→ **INPUT ROWS**:
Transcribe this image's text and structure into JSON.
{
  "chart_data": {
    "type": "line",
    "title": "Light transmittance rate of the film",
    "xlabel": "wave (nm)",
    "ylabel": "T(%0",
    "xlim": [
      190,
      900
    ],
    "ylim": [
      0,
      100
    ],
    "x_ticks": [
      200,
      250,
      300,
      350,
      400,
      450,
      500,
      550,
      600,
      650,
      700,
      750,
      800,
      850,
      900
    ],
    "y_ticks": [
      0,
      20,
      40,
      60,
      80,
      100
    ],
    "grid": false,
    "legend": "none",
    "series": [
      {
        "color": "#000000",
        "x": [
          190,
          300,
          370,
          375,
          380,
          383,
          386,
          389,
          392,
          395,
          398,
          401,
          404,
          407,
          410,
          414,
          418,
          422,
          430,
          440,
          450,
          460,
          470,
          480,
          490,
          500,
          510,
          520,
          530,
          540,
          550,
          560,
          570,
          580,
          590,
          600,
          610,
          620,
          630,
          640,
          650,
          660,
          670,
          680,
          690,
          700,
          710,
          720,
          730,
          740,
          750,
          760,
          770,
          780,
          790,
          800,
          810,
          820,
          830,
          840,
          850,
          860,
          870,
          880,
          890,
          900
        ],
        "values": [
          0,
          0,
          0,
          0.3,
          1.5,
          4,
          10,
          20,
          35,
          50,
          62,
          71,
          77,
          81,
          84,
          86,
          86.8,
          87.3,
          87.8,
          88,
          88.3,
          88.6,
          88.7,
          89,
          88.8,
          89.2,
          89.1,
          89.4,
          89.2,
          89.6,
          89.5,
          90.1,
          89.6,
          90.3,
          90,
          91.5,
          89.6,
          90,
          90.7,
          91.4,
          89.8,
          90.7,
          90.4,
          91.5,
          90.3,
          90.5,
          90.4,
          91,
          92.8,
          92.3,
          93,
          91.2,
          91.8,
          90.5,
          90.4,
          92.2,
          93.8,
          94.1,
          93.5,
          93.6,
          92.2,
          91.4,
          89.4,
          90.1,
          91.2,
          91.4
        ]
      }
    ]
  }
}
* * *
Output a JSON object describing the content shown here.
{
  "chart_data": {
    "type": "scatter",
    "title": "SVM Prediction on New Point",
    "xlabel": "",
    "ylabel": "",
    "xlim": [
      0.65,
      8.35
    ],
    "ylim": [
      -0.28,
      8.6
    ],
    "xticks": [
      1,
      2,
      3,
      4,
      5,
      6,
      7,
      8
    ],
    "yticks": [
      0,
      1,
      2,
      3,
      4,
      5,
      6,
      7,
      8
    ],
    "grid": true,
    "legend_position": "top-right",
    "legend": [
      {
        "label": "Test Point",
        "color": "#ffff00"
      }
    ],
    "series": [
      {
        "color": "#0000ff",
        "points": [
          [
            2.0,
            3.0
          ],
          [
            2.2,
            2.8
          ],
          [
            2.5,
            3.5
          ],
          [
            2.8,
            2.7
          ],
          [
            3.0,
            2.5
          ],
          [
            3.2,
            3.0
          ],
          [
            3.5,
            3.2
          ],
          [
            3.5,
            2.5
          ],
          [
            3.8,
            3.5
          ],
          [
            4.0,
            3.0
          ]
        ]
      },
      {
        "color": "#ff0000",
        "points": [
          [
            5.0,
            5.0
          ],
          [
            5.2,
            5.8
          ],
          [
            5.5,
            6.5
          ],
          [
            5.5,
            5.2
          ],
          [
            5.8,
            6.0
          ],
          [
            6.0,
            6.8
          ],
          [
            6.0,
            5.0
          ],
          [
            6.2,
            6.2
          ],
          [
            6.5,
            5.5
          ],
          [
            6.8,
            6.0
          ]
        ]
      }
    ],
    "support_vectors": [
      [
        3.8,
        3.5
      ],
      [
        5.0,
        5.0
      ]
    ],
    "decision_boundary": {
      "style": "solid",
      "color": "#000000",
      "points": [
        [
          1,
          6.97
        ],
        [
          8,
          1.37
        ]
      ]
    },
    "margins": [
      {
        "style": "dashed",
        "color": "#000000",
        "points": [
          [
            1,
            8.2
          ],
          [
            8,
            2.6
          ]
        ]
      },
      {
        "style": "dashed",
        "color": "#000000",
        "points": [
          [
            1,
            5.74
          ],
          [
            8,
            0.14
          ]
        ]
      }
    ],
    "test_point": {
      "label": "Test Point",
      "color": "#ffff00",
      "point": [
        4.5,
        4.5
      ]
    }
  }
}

→ **DIRECTIONS FOR THIS TASK**:
Identify every line holding the word "color" and copy it out.

→ **RESPONSE TO THE TASK**:
        "color": "#000000",
        "color": "#ffff00"
        "color": "#0000ff",
        "color": "#ff0000",
      "color": "#000000",
        "color": "#000000",
        "color": "#000000",
      "color": "#ffff00",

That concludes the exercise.